* Job *
Every entry must be duplicated precisely as written.

━━━━━━━━━━━━━━━━━━━━━━━━━━━━━━

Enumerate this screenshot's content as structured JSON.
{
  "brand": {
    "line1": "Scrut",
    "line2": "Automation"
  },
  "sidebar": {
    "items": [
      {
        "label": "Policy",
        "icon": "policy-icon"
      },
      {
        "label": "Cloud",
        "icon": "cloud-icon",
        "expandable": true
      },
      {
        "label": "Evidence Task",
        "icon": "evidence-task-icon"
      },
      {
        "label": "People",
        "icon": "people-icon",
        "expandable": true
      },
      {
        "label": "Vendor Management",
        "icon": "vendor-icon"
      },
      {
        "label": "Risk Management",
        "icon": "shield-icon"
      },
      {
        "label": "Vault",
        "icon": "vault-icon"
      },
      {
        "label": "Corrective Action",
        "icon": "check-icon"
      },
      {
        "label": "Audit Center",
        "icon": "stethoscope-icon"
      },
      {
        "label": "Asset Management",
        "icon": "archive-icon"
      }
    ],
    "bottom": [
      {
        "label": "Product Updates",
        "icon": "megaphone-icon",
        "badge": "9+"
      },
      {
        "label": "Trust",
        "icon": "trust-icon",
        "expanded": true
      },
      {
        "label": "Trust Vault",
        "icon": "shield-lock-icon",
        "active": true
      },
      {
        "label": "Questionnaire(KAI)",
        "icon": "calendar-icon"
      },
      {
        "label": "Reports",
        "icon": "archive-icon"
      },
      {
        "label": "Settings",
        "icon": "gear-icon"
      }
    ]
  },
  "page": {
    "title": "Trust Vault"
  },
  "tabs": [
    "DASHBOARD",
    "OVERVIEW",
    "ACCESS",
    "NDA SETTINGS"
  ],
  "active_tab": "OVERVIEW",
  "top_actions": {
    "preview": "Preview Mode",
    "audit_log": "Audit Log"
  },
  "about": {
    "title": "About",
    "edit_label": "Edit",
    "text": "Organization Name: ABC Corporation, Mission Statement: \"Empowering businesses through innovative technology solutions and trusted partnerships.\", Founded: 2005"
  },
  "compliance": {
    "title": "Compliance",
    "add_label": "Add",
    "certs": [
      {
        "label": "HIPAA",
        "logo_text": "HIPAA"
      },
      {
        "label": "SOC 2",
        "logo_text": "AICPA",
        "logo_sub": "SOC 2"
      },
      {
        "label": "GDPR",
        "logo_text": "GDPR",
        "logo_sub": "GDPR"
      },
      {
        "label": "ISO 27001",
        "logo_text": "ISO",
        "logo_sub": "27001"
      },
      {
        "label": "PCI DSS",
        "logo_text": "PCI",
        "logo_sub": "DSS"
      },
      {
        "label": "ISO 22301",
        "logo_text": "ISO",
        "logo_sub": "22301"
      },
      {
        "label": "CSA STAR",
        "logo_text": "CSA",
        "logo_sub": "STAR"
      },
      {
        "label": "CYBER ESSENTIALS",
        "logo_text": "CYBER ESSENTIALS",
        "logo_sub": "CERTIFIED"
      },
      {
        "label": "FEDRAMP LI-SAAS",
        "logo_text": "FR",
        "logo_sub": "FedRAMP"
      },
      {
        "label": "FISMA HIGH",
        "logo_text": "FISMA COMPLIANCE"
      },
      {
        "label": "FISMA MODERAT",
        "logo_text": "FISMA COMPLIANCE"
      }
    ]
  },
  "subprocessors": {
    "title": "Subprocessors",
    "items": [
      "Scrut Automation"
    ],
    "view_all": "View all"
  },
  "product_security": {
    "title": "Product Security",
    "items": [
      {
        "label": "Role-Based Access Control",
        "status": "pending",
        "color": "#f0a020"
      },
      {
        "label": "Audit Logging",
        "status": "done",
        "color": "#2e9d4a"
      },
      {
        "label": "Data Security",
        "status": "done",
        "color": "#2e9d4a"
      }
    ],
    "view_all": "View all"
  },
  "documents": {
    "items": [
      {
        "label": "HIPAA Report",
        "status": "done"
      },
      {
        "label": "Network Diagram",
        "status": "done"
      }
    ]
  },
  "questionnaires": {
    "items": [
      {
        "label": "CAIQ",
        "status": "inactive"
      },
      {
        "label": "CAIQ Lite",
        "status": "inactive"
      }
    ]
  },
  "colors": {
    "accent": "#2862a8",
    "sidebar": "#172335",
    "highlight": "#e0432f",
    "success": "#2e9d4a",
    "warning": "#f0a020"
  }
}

━━━━━━━━━━━━━━━━━━━━━━━━━━━━━━

* Reply *
Enumerate this screenshot's content as structured JSON.
{
  "brand": {
    "line1": "Scrut",
    "line2": "Automation"
  },
  "sidebar": {
    "items": [
      {
        "label": "Policy",
        "icon": "policy-icon"
      },
      {
        "label": "Cloud",
        "icon": "cloud-icon",
        "expandable": true
      },
      {
        "label": "Evidence Task",
        "icon": "evidence-task-icon"
      },
      {
        "label": "People",
        "icon": "people-icon",
        "expandable": true
      },
      {
        "label": "Vendor Management",
        "icon": "vendor-icon"
      },
      {
        "label": "Risk Management",
        "icon": "shield-icon"
      },
      {
        "label": "Vault",
        "icon": "vault-icon"
      },
      {
        "label": "Corrective Action",
        "icon": "check-icon"
      },
      {
        "label": "Audit Center",
        "icon": "stethoscope-icon"
      },
      {
        "label": "Asset Management",
        "icon": "archive-icon"
      }
    ],
    "bottom": [
      {
        "label": "Product Updates",
        "icon": "megaphone-icon",
        "badge": "9+"
      },
      {
        "label": "Trust",
        "icon": "trust-icon",
        "expanded": true
      },
      {
        "label": "Trust Vault",
        "icon": "shield-lock-icon",
        "active": true
      },
      {
        "label": "Questionnaire(KAI)",
        "icon": "calendar-icon"
      },
      {
        "label": "Reports",
        "icon": "archive-icon"
      },
      {
        "label": "Settings",
        "icon": "gear-icon"
      }
    ]
  },
  "page": {
    "title": "Trust Vault"
  },
  "tabs": [
    "DASHBOARD",
    "OVERVIEW",
    "ACCESS",
    "NDA SETTINGS"
  ],
  "active_tab": "OVERVIEW",
  "top_actions": {
    "preview": "Preview Mode",
    "audit_log": "Audit Log"
  },
  "about": {
    "title": "About",
    "edit_label": "Edit",
    "text": "Organization Name: ABC Corporation, Mission Statement: \"Empowering businesses through innovative technology solutions and trusted partnerships.\", Founded: 2005"
  },
  "compliance": {
    "title": "Compliance",
    "add_label": "Add",
    "certs": [
      {
        "label": "HIPAA",
        "logo_text": "HIPAA"
      },
      {
        "label": "SOC 2",
        "logo_text": "AICPA",
        "logo_sub": "SOC 2"
      },
      {
        "label": "GDPR",
        "logo_text": "GDPR",
        "logo_sub": "GDPR"
      },
      {
        "label": "ISO 27001",
        "logo_text": "ISO",
        "logo_sub": "27001"
      },
      {
        "label": "PCI DSS",
        "logo_text": "PCI",
        "logo_sub": "DSS"
      },
      {
        "label": "ISO 22301",
        "logo_text": "ISO",
        "logo_sub": "22301"
      },
      {
        "label": "CSA STAR",
        "logo_text": "CSA",
        "logo_sub": "STAR"
      },
      {
        "label": "CYBER ESSENTIALS",
        "logo_text": "CYBER ESSENTIALS",
        "logo_sub": "CERTIFIED"
      },
      {
        "label": "FEDRAMP LI-SAAS",
        "logo_text": "FR",
        "logo_sub": "FedRAMP"
      },
      {
        "label": "FISMA HIGH",
        "logo_text": "FISMA COMPLIANCE"
      },
      {
        "label": "FISMA MODERAT",
        "logo_text": "FISMA COMPLIANCE"
      }
    ]
  },
  "subprocessors": {
    "title": "Subprocessors",
    "items": [
      "Scrut Automation"
    ],
    "view_all": "View all"
  },
  "product_security": {
    "title": "Product Security",
    "items": [
      {
        "label": "Role-Based Access Control",
        "status": "pending",
        "color": "#f0a020"
      },
      {
        "label": "Audit Logging",
        "status": "done",
        "color": "#2e9d4a"
      },
      {
        "label": "Data Security",
        "status": "done",
        "color": "#2e9d4a"
      }
    ],
    "view_all": "View all"
  },
  "documents": {
    "items": [
      {
        "label": "HIPAA Report",
        "status": "done"
      },
      {
        "label": "Network Diagram",
        "status": "done"
      }
    ]
  },
  "questionnaires": {
    "items": [
      {
        "label": "CAIQ",
        "status": "inactive"
      },
      {
        "label": "CAIQ Lite",
        "status": "inactive"
      }
    ]
  },
  "colors": {
    "accent": "#2862a8",
    "sidebar": "#172335",
    "highlight": "#e0432f",
    "success": "#2e9d4a",
    "warning": "#f0a020"
  }
}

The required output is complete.